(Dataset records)
_ _ _

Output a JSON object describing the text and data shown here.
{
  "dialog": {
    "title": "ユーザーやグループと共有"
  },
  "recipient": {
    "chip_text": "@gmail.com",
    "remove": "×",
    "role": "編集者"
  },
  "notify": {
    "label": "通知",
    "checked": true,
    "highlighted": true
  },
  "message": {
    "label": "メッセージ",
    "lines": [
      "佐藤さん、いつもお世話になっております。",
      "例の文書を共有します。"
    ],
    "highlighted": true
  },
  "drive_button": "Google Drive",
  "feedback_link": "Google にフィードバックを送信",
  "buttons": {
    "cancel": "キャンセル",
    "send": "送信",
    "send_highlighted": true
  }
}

_ _ _

What you should do — Copy the material above, line for line.

Result for this task —
Output a JSON object describing the text and data shown here.
{
  "dialog": {
    "title": "ユーザーやグループと共有"
  },
  "recipient": {
    "chip_text": "@gmail.com",
    "remove": "×",
    "role": "編集者"
  },
  "notify": {
    "label": "通知",
    "checked": true,
    "highlighted": true
  },
  "message": {
    "label": "メッセージ",
    "lines": [
      "佐藤さん、いつもお世話になっております。",
      "例の文書を共有します。"
    ],
    "highlighted": true
  },
  "drive_button": "Google Drive",
  "feedback_link": "Google にフィードバックを送信",
  "buttons": {
    "cancel": "キャンセル",
    "send": "送信",
    "send_highlighted": true
  }
}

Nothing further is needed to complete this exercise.